*THE PROBLEM:*
Among the lines of this listing, determine how many contain the string "structured". Answer with the number only.

+++ DATA ROWS +++

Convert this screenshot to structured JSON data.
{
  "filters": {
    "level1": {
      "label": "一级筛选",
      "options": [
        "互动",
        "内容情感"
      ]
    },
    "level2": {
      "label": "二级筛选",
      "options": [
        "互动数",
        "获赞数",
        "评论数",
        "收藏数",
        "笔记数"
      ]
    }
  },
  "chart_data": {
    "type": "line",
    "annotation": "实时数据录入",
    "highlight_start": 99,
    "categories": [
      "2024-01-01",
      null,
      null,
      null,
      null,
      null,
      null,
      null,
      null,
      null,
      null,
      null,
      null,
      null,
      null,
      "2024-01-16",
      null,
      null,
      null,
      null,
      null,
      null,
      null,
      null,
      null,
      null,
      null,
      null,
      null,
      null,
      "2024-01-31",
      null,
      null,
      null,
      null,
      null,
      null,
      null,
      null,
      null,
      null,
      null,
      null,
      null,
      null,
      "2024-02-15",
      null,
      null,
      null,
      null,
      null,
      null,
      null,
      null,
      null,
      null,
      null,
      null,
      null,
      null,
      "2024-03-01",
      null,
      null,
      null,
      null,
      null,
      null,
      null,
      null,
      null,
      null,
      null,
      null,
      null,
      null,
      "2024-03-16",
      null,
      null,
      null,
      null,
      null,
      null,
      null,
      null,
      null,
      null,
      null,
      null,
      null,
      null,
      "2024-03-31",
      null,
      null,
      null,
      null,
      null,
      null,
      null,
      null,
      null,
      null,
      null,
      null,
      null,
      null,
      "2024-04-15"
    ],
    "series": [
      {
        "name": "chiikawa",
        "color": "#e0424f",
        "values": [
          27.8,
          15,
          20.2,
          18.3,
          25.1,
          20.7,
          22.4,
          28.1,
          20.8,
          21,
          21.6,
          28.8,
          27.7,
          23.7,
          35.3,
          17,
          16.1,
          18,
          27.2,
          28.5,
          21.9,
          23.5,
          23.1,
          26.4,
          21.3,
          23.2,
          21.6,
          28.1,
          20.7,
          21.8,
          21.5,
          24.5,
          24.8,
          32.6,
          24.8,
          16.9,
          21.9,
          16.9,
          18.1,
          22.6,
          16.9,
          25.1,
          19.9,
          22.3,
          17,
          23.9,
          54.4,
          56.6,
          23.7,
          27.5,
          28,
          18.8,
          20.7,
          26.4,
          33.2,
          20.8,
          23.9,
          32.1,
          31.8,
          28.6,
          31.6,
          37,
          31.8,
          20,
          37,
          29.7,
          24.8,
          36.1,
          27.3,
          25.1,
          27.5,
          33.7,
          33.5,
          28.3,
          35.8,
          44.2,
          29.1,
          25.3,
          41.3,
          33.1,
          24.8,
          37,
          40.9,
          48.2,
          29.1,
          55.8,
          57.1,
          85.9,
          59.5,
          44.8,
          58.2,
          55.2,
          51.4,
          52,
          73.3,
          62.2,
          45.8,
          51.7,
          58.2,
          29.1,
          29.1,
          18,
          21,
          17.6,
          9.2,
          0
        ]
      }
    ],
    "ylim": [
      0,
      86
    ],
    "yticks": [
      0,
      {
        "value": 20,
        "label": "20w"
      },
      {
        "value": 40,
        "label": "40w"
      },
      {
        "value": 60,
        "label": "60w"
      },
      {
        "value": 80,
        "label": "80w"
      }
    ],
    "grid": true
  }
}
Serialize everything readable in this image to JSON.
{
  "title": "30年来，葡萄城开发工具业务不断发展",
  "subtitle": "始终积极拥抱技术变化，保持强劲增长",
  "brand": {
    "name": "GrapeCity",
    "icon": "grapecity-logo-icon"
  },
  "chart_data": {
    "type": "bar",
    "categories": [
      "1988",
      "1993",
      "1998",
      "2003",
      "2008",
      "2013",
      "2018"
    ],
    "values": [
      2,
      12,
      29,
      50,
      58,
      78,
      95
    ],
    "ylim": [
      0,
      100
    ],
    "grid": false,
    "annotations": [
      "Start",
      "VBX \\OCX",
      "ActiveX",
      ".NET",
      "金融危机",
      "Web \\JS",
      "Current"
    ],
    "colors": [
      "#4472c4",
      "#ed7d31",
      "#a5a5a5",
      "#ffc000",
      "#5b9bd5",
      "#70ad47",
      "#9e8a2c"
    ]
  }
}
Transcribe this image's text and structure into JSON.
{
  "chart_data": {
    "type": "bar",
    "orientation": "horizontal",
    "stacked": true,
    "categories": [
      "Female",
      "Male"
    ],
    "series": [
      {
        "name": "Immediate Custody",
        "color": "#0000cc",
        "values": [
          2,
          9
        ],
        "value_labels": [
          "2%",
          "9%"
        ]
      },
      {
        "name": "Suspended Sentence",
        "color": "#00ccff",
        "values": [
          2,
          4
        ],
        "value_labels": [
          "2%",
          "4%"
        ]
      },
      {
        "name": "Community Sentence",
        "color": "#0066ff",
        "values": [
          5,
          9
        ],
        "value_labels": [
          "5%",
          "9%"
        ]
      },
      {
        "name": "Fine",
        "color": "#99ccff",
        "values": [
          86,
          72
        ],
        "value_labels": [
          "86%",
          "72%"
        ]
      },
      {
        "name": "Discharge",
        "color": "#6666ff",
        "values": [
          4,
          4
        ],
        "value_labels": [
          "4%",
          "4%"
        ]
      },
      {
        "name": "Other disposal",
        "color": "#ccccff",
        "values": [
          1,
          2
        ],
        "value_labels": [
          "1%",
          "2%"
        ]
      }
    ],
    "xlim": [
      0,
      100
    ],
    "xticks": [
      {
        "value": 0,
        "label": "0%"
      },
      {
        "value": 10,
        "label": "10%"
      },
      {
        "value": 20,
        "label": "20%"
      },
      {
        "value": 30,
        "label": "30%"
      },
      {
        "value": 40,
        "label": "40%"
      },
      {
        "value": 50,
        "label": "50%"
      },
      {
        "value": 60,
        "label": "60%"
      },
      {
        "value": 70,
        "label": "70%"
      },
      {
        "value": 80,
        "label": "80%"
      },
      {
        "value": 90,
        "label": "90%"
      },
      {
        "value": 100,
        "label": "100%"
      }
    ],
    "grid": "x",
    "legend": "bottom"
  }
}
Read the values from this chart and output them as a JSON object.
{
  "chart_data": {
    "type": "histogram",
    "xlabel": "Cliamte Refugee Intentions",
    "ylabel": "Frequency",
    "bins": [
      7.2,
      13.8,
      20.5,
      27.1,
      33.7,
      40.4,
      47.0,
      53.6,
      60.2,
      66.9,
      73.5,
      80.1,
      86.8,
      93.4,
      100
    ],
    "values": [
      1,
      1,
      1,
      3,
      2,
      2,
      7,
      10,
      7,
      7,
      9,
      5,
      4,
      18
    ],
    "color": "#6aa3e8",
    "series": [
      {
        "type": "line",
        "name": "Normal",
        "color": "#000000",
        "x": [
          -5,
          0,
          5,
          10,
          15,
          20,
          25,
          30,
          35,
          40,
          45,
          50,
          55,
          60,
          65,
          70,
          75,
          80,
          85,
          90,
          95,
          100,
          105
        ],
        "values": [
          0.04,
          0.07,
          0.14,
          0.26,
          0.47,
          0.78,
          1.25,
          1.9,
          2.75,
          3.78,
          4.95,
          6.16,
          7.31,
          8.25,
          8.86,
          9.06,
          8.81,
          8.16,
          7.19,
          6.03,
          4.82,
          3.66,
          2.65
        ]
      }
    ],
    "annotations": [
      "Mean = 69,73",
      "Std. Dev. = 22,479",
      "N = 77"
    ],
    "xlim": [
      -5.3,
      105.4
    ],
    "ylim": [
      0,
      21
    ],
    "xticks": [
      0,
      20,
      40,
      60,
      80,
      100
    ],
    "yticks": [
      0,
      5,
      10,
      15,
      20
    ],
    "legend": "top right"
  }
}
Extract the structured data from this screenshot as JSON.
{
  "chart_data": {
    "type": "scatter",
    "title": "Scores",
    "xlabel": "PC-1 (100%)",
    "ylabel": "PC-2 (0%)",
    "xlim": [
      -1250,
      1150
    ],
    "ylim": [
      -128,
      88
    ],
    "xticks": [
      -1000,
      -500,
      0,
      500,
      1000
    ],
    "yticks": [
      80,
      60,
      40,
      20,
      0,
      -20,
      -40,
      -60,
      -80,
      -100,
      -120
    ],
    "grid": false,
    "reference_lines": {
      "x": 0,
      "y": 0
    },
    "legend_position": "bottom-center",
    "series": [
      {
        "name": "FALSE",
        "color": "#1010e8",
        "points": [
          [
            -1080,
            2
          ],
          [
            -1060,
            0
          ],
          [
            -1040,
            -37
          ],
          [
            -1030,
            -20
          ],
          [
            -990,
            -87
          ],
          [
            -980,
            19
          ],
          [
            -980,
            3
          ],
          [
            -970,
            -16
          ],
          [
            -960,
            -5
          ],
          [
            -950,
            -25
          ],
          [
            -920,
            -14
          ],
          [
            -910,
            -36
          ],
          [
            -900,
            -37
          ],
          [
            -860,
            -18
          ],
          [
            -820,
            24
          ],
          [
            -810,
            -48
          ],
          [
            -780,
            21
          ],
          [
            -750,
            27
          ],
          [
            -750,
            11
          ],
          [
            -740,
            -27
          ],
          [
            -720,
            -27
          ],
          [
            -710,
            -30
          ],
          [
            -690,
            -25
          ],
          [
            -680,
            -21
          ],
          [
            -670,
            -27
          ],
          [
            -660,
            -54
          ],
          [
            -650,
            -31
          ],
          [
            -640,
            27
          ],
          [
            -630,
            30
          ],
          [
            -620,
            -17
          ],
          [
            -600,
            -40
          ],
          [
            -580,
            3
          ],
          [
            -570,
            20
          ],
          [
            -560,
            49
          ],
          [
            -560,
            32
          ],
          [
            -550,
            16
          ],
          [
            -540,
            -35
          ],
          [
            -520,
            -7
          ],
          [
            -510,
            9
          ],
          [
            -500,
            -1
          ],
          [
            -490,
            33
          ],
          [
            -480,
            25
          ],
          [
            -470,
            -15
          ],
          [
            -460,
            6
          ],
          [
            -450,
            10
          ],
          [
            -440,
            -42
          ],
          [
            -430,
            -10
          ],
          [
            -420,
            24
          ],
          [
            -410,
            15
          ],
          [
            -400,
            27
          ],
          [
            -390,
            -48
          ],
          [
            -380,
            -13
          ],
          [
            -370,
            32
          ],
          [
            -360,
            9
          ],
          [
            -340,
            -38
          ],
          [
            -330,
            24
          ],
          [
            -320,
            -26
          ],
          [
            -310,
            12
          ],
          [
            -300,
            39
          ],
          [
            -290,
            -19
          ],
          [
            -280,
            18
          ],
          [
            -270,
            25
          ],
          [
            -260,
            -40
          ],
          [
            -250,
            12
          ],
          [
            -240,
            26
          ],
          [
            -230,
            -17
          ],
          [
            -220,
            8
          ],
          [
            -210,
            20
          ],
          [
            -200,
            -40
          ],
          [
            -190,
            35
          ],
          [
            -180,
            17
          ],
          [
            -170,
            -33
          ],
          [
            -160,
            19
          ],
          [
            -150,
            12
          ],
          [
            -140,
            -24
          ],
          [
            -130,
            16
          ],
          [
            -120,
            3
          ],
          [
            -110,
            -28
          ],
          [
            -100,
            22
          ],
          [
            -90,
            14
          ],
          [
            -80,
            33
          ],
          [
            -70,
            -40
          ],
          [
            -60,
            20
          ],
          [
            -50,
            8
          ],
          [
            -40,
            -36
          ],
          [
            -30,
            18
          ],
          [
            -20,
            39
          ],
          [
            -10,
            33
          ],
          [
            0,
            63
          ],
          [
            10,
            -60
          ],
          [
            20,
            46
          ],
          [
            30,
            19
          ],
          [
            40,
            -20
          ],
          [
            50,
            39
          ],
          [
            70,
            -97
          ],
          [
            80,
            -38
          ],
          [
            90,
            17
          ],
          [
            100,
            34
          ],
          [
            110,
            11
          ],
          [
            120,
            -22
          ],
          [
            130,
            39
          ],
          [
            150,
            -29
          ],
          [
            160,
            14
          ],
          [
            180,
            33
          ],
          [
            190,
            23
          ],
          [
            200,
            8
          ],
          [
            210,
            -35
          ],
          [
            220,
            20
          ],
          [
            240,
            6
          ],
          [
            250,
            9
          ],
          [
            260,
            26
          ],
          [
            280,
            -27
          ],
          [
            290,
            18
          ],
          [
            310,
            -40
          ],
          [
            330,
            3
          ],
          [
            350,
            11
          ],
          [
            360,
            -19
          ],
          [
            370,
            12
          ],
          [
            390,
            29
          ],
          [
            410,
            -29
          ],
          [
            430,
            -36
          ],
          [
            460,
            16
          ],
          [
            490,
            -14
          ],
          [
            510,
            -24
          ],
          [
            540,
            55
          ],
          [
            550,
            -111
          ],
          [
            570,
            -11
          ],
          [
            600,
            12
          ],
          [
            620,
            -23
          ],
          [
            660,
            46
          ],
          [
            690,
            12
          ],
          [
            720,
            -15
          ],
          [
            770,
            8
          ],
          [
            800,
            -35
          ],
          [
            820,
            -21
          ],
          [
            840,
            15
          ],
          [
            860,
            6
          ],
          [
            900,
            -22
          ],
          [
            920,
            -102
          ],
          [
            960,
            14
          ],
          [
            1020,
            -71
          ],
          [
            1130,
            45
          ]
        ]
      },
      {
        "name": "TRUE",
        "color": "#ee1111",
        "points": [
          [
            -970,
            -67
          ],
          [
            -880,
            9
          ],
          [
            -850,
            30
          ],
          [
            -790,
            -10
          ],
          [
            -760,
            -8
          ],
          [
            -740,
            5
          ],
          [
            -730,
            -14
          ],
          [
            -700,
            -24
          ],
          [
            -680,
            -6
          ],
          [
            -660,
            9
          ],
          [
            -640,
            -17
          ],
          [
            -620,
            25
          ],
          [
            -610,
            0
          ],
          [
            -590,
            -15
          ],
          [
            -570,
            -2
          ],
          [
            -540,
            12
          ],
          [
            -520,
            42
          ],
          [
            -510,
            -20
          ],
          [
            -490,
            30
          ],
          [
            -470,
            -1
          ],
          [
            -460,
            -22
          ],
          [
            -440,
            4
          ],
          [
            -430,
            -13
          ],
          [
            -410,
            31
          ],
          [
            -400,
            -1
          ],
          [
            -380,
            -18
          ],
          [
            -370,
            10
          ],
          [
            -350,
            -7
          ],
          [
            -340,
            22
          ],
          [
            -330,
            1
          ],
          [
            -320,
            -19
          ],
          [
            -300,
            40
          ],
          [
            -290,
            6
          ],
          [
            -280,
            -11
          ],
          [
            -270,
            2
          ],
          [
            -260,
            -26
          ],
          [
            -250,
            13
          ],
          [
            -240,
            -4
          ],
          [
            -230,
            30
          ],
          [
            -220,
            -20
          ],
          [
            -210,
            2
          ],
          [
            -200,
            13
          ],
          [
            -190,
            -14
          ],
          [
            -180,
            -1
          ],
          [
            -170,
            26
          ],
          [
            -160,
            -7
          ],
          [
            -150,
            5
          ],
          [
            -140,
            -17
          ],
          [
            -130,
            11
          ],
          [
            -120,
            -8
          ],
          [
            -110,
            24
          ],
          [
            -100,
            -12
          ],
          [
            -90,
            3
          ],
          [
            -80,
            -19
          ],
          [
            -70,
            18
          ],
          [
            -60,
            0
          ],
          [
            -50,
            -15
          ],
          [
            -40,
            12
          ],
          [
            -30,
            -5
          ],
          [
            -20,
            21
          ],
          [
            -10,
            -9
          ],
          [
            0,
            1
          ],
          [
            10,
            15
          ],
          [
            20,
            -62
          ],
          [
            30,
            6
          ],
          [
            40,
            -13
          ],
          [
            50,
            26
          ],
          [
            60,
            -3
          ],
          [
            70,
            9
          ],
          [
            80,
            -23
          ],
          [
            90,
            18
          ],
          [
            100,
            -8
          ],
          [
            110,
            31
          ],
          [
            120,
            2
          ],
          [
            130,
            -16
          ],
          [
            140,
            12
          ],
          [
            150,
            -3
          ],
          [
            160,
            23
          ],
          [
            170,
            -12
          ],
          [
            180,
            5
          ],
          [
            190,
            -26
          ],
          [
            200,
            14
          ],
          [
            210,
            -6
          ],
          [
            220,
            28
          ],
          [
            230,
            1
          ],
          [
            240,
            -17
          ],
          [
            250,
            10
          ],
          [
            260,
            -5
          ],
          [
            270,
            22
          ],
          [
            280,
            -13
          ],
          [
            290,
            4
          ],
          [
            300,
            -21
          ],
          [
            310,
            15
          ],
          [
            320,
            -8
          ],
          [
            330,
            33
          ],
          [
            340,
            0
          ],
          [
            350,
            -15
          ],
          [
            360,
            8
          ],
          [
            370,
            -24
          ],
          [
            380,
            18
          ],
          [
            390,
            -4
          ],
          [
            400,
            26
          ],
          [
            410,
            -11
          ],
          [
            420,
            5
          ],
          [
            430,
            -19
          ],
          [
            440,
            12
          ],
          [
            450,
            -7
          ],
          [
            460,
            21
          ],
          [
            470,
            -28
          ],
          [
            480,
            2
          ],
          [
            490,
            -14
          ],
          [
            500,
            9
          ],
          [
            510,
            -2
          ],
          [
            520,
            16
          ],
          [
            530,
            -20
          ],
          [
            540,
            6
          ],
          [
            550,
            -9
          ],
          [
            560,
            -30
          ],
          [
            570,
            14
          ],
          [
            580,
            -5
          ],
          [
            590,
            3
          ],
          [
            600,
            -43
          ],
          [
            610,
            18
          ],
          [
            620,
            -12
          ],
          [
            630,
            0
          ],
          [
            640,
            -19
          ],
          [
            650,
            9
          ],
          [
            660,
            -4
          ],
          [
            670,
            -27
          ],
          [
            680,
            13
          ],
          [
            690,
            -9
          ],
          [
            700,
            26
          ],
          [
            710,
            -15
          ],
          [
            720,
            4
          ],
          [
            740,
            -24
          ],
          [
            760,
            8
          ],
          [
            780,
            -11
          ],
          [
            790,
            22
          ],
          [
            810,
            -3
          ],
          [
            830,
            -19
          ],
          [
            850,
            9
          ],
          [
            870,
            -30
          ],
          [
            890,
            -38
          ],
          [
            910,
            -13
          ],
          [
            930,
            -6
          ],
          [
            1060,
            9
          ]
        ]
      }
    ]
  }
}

+++

*SOLUTION TO THIS PROBLEM:*
2